There's the return of Adar, which is terribly unfair of me towards the new guy based on a quick shot of him in the trailer, but I dearly wish Joseph Mawle were returning in the part since he was the best thing in the first season. Alas, he proved he's got brains as well as acting talent and left after the first season.

We have the bit I really, *really*, REALLY want an explanation for and I may even fork out for Prime so I can watch this episode and see what silly rationalisation the scriptwriters pull out of their backsides for this - a giant eagle coming in like a 747 on the runway to be the background to a shot of Pharazon. Eagles of Manwe? In Númenor? In Pharazon's time? They better have one *heck* of a *doozy* of a *sockdolager* of a reason for this one! Just when my homicidal fury towards the showrunners had died down, they had to go and blow on the embers and fan the flames back to life!

Of course, it wouldn't be "Rings of Power" without a blatant rip-off - I mean, homage - to an iconic scene from the LOTR movies, so - remember the scene at the start of "The Fellowship of the Ring" where Cate Blanchett does a voice-over and we see the three Elven rings worn by their bearers? This show sure does, and it decides to go one better and 'improve' on it by making Gil-galad, at least, look like he's just updating his bling collection with Vilya.

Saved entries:

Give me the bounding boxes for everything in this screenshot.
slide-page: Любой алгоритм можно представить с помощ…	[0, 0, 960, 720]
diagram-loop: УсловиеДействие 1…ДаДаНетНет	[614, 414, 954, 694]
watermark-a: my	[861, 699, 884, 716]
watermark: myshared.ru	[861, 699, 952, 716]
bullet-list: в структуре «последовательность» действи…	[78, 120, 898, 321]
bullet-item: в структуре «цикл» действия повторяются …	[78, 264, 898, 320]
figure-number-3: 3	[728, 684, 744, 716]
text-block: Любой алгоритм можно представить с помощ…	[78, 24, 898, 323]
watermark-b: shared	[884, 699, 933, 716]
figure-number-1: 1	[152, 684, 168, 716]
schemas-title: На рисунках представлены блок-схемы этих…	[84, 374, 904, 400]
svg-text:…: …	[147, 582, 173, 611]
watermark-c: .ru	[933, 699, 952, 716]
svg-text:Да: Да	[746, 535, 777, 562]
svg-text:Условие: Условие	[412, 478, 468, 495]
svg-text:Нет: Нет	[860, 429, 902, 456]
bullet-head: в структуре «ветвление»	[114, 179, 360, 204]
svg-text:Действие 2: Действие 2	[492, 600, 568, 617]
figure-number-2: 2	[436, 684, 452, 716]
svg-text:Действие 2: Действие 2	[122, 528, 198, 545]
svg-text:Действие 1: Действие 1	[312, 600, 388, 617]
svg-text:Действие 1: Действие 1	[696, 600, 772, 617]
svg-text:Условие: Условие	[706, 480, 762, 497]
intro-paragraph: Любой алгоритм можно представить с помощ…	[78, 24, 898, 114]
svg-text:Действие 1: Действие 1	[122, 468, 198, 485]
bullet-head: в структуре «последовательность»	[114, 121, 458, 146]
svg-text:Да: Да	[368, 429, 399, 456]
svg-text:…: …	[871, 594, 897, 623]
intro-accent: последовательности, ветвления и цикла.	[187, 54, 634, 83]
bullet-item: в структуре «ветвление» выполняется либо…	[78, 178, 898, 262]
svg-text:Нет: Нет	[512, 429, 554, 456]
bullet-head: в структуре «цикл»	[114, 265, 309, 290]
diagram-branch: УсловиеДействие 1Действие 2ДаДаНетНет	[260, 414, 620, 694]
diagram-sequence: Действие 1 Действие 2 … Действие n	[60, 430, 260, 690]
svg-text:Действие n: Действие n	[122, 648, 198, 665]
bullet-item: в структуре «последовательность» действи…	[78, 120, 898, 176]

### [REQUIRED TASK 1]
According to the Rings of Power commentary, which actor does the writer wish were returning to play Adar?
### [REQUIRED TASK 2]
Continue the Rings of Power commentary from where it stops.

### [EXERCISE RESPONSE 1]
Joseph Mawle

### [EXERCISE RESPONSE 2]
But I've saved the best for last: Sauron. Or Halbrand. Or the Being Who Is Both. We get shots of Charlie Vickers looking moody, and I feel you, Chuck, I wouldn't fancy another six to eight episodes of this if I could get out of it. Okay, but the rumours about recasting for Annatar to be played by a completely different guy? They were all lies and diversions! I know, I'm as shocked as you are.

Since the showrunners belatedly realised they couldn't really *have* Rings of Power without Annatar, so that meant they *needed* Annator, they've given us Annatar - Charlie Vickers in a wig and elf-ears.

I dunno about you, but I don't find him particularly handsome. Tastes differ, I realise, and some may find him attractive. What he is not, however, is ethereally beautiful divine if fallen spirit looking. Remember what I said about not minding the Asian elf? That's because at least Chinese xianxia drama can do "ethereally beautiful like a divine if fallen spirit" in male and female versions. Sincerely, if they got a pretty young Chinese male actor to play Annatar? I'd be cheering *that* casting decision on!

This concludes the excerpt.